## THE REQUEST
Copy every line of the listing that holds the string "kind".

## GIVEN DATA
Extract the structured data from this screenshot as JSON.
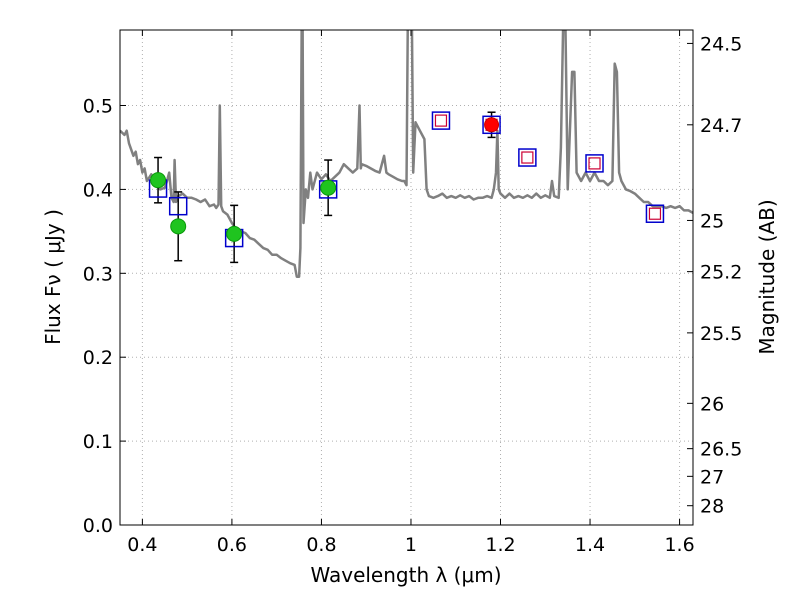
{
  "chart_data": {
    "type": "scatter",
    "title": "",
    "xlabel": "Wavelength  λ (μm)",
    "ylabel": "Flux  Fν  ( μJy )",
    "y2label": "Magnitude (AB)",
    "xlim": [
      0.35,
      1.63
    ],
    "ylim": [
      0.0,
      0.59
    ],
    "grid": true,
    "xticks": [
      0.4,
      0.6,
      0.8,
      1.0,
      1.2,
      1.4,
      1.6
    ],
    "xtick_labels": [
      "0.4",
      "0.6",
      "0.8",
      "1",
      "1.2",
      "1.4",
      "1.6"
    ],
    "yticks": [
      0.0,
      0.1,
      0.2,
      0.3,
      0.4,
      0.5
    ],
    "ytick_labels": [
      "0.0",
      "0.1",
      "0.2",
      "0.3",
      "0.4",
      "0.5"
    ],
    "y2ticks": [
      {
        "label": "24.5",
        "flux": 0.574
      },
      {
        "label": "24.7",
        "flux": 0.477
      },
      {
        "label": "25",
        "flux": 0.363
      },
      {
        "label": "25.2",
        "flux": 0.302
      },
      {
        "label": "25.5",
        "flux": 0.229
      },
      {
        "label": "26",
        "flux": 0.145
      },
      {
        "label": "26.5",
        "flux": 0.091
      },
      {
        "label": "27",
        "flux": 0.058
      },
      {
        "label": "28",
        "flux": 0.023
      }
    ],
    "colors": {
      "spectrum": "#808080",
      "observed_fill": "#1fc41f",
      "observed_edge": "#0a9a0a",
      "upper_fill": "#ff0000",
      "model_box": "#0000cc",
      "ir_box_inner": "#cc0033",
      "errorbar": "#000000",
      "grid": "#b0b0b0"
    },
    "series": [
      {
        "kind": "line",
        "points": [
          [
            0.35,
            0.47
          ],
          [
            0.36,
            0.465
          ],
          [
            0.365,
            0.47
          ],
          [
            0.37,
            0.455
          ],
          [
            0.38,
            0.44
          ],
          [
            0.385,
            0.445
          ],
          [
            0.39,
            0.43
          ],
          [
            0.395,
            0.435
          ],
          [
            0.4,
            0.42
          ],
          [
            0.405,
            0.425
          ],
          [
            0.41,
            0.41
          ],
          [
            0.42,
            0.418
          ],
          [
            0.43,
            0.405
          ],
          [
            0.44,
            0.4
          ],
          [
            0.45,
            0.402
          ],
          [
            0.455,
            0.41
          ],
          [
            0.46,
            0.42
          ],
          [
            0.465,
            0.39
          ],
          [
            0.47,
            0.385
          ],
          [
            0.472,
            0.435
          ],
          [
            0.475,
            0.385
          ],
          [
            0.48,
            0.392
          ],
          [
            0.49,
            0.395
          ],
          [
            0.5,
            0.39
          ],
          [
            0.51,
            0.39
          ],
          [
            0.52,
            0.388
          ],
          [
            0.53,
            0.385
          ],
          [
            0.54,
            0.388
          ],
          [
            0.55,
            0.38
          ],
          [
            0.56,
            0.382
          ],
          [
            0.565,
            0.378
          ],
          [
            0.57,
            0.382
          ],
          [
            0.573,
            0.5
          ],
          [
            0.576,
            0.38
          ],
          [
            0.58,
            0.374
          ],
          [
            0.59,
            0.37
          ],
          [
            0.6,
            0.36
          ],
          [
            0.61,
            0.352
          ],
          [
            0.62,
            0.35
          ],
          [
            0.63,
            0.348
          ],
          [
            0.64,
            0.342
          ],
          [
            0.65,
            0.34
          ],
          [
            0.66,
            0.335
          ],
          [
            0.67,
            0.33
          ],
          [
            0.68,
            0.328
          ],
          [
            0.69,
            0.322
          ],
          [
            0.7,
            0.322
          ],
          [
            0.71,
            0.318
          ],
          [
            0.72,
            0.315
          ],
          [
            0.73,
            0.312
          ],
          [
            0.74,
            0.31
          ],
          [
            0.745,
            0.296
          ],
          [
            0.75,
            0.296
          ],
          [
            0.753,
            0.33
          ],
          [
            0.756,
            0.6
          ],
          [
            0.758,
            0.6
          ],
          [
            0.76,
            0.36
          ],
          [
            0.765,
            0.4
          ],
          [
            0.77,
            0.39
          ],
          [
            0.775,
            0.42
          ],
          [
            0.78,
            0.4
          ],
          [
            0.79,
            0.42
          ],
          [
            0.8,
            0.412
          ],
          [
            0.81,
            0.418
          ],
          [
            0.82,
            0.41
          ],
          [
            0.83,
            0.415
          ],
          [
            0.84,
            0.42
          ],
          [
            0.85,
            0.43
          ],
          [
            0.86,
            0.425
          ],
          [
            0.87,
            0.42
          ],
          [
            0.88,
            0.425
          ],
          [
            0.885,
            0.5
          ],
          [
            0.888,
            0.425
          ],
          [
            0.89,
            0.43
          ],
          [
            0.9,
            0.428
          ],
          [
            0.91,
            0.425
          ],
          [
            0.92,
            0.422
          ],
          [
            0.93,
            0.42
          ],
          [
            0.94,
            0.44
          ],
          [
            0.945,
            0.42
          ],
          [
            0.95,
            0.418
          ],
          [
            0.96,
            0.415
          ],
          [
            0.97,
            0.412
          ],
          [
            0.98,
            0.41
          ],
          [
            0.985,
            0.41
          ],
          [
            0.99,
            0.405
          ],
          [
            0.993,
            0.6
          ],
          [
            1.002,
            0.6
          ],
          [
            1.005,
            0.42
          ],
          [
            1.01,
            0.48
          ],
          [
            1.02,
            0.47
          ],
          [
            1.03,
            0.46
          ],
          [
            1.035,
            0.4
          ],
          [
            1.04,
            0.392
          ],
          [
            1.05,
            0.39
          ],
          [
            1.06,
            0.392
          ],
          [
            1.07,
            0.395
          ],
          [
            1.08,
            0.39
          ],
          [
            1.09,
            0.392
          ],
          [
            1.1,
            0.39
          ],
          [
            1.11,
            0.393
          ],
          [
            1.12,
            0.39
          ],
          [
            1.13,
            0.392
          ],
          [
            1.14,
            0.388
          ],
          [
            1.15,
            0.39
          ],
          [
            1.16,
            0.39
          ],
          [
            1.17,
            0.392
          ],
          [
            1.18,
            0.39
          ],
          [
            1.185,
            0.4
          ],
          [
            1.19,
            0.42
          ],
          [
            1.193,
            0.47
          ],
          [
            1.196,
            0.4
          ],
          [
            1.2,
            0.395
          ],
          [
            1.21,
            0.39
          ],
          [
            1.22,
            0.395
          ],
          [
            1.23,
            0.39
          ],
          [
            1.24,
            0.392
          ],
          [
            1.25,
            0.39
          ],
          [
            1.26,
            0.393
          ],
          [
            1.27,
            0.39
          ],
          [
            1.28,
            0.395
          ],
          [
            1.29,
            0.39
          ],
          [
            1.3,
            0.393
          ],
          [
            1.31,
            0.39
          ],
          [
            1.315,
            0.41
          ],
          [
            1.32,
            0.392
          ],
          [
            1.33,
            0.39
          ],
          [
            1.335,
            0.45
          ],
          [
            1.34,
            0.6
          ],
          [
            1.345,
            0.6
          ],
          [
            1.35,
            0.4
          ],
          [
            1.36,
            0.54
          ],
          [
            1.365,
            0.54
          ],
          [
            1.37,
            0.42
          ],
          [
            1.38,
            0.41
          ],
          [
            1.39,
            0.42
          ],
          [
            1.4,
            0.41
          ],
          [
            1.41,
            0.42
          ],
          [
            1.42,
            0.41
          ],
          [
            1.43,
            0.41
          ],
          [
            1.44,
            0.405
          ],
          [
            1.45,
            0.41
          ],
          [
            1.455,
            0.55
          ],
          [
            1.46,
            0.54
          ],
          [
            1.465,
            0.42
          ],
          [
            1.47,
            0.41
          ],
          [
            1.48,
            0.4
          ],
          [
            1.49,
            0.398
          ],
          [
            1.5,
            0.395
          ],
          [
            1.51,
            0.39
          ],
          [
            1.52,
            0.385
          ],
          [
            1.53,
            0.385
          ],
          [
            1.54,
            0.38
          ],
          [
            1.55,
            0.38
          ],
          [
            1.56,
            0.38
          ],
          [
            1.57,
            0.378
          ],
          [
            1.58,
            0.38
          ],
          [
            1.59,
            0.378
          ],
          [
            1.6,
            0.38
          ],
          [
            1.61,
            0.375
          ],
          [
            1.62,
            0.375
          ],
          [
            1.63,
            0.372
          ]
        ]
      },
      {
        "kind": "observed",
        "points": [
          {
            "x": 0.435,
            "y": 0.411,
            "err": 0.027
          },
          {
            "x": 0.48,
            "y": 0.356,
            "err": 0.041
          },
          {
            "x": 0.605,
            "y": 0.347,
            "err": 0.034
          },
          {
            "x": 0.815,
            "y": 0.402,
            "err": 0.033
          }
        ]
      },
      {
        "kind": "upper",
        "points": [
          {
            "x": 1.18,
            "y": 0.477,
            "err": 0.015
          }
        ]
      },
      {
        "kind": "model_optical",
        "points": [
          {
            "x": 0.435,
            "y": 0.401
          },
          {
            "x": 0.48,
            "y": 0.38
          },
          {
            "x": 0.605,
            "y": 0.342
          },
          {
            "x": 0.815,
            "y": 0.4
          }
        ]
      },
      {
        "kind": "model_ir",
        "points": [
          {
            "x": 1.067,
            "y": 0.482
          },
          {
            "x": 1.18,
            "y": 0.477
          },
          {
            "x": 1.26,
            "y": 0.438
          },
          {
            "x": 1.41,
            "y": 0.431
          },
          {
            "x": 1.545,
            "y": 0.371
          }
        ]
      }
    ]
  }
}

## RESPONSE
        "kind": "line",
        "kind": "observed",
        "kind": "upper",
        "kind": "model_optical",
        "kind": "model_ir",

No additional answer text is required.